* _Short task_: Lines containing the word "Precision" should be extracted in full.

* _Material provided_:
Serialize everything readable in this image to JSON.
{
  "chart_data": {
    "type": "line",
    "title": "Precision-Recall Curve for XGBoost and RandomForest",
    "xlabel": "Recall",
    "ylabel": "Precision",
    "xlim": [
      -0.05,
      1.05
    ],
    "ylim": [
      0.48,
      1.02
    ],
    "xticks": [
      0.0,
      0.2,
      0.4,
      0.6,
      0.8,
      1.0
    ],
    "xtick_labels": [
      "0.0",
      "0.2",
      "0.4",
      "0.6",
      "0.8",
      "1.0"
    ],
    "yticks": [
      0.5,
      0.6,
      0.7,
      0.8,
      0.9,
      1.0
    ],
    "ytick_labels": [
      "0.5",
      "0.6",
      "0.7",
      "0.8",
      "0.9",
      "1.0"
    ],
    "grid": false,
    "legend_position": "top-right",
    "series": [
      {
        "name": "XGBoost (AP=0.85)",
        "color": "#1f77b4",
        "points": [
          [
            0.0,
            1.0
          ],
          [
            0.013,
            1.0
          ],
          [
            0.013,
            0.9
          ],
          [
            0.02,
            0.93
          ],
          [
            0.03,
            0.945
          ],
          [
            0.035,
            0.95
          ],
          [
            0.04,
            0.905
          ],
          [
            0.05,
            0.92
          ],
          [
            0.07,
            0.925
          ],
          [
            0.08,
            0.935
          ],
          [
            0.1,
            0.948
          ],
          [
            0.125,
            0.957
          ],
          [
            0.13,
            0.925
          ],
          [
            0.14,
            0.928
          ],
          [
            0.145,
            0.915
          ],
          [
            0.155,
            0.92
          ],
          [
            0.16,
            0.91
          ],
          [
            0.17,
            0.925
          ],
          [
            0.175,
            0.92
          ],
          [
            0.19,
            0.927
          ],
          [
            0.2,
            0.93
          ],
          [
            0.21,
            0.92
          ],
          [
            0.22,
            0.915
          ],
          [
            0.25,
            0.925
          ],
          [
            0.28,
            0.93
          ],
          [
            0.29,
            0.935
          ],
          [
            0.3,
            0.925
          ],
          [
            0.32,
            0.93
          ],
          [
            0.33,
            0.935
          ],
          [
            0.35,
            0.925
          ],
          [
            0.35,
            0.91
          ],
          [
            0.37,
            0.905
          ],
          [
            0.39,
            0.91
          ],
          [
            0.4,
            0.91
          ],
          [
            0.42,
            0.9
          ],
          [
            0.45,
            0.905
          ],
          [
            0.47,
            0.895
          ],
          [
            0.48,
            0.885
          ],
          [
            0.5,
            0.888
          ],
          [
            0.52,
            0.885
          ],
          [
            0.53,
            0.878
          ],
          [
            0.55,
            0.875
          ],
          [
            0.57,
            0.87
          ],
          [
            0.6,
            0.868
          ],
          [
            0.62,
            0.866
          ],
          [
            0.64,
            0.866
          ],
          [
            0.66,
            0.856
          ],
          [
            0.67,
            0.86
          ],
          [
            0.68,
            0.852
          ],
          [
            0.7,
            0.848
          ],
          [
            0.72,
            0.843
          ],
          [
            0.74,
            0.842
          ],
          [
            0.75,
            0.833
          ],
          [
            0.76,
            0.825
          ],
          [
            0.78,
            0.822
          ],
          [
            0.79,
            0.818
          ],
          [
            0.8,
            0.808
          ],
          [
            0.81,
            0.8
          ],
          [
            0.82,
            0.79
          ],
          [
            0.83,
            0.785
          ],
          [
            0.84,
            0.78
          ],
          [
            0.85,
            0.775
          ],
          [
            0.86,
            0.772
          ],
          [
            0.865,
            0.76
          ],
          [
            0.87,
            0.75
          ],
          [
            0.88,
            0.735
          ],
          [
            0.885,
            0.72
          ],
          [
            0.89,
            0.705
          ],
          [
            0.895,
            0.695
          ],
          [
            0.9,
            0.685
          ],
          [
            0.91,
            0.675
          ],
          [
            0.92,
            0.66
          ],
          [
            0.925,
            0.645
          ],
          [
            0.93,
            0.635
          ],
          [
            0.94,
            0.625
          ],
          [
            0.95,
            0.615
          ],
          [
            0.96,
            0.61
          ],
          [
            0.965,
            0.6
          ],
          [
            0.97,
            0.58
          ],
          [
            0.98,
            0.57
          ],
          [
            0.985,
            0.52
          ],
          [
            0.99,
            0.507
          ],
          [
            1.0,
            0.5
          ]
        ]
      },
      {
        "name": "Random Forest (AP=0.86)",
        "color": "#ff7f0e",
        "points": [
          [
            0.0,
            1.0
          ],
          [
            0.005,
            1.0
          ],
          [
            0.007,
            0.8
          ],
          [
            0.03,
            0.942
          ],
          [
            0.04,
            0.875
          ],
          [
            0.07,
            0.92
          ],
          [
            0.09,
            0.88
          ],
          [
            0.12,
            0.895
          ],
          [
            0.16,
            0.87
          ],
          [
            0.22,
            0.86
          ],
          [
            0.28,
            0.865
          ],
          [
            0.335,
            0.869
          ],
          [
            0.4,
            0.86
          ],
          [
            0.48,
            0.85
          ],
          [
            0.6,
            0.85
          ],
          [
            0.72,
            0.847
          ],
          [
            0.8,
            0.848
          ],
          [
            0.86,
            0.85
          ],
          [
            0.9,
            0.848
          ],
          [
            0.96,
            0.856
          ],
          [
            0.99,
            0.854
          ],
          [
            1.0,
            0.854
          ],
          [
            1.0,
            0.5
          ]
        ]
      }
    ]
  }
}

--

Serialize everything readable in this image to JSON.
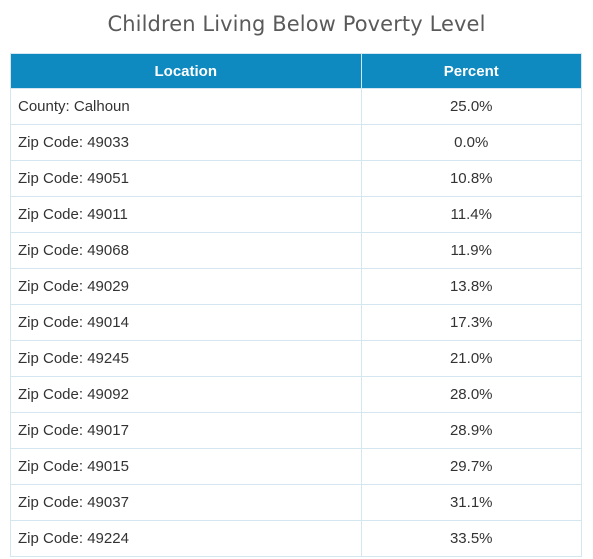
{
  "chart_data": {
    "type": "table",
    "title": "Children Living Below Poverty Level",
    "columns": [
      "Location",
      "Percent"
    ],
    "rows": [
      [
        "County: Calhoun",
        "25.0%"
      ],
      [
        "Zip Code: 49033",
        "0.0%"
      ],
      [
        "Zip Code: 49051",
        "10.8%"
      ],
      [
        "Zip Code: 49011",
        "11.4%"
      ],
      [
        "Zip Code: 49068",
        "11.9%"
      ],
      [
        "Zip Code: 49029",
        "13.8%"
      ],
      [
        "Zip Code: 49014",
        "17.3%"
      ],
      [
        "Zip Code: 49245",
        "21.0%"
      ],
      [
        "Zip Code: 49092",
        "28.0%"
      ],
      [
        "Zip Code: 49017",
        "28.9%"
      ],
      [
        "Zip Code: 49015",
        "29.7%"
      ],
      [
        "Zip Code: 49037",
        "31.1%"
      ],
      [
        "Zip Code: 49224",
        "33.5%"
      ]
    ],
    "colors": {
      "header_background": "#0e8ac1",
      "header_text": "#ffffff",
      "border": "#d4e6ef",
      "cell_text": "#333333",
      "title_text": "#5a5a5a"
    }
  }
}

* _Written response_:
    "title": "Precision-Recall Curve for XGBoost and RandomForest",
    "ylabel": "Precision",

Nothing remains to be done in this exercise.